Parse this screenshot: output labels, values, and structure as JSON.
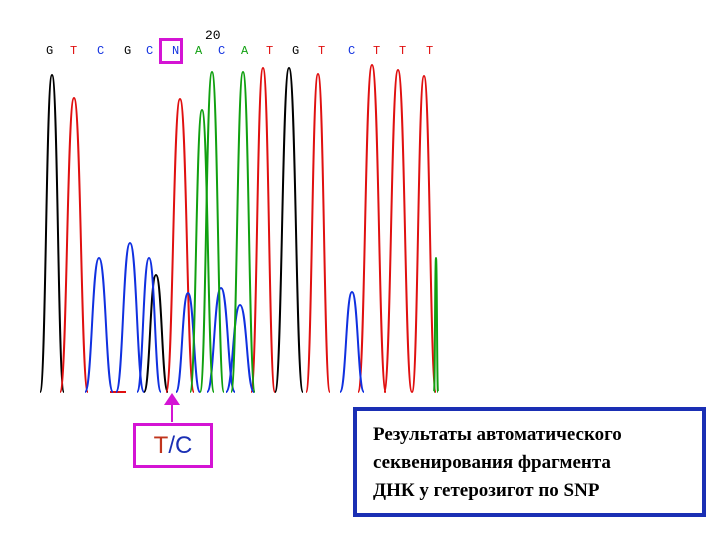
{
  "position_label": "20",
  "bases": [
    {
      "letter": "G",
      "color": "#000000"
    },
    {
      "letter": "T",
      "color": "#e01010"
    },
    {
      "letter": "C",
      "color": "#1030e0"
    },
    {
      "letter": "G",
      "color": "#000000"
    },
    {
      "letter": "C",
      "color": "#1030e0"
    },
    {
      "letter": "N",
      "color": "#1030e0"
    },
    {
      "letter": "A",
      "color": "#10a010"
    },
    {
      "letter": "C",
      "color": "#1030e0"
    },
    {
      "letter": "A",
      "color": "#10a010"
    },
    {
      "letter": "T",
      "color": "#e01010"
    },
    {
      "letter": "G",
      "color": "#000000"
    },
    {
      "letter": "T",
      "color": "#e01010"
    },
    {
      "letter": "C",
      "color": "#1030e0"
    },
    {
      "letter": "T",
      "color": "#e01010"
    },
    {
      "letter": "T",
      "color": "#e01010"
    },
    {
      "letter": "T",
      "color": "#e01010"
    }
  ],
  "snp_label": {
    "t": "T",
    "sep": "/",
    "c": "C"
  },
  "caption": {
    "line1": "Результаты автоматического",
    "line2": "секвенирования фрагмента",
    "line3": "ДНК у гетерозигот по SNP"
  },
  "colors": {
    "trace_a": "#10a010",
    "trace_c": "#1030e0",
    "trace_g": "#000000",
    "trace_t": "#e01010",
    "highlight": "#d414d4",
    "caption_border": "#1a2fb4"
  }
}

...

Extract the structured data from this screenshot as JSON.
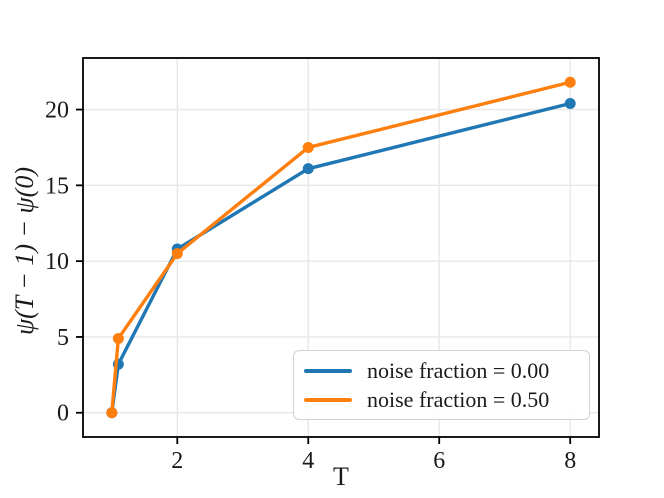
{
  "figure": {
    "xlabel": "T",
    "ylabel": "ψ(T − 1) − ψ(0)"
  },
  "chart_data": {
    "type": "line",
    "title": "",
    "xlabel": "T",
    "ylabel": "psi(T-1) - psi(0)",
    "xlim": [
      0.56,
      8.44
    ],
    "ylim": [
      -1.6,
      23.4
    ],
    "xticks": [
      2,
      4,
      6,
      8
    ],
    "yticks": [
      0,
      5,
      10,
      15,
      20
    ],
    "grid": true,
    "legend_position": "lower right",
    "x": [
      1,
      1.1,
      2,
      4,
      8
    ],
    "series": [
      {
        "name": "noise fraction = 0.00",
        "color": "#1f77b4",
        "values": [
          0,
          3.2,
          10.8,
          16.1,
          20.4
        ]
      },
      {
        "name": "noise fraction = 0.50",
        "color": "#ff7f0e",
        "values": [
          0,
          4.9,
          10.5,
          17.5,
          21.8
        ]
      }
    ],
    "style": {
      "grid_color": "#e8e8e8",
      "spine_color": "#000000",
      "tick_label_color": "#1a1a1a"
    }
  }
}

#### Your objective
Extract from the data every line where "name" shows up.

#### Reply
        "name": "noise fraction = 0.00",
        "name": "noise fraction = 0.50",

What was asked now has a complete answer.